DATA LISTING:

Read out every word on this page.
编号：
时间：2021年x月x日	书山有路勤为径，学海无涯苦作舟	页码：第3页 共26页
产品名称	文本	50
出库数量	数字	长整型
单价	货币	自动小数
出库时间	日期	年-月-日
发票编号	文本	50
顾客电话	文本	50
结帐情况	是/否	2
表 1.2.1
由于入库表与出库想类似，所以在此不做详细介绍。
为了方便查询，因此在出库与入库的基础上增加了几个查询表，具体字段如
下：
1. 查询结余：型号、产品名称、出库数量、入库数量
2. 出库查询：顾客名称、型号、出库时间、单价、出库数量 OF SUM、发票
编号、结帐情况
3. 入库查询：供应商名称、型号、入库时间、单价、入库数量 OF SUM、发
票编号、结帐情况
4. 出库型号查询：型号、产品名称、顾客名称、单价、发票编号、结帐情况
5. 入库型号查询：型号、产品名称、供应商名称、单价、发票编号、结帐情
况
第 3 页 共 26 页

AIM: Reproduce the material above without altering a single character.

COMPLETE ANSWER:
Read out every word on this page.
编号：
时间：2021年x月x日	书山有路勤为径，学海无涯苦作舟	页码：第3页 共26页
产品名称	文本	50
出库数量	数字	长整型
单价	货币	自动小数
出库时间	日期	年-月-日
发票编号	文本	50
顾客电话	文本	50
结帐情况	是/否	2
表 1.2.1
由于入库表与出库想类似，所以在此不做详细介绍。
为了方便查询，因此在出库与入库的基础上增加了几个查询表，具体字段如
下：
1. 查询结余：型号、产品名称、出库数量、入库数量
2. 出库查询：顾客名称、型号、出库时间、单价、出库数量 OF SUM、发票
编号、结帐情况
3. 入库查询：供应商名称、型号、入库时间、单价、入库数量 OF SUM、发
票编号、结帐情况
4. 出库型号查询：型号、产品名称、顾客名称、单价、发票编号、结帐情况
5. 入库型号查询：型号、产品名称、供应商名称、单价、发票编号、结帐情
况
第 3 页 共 26 页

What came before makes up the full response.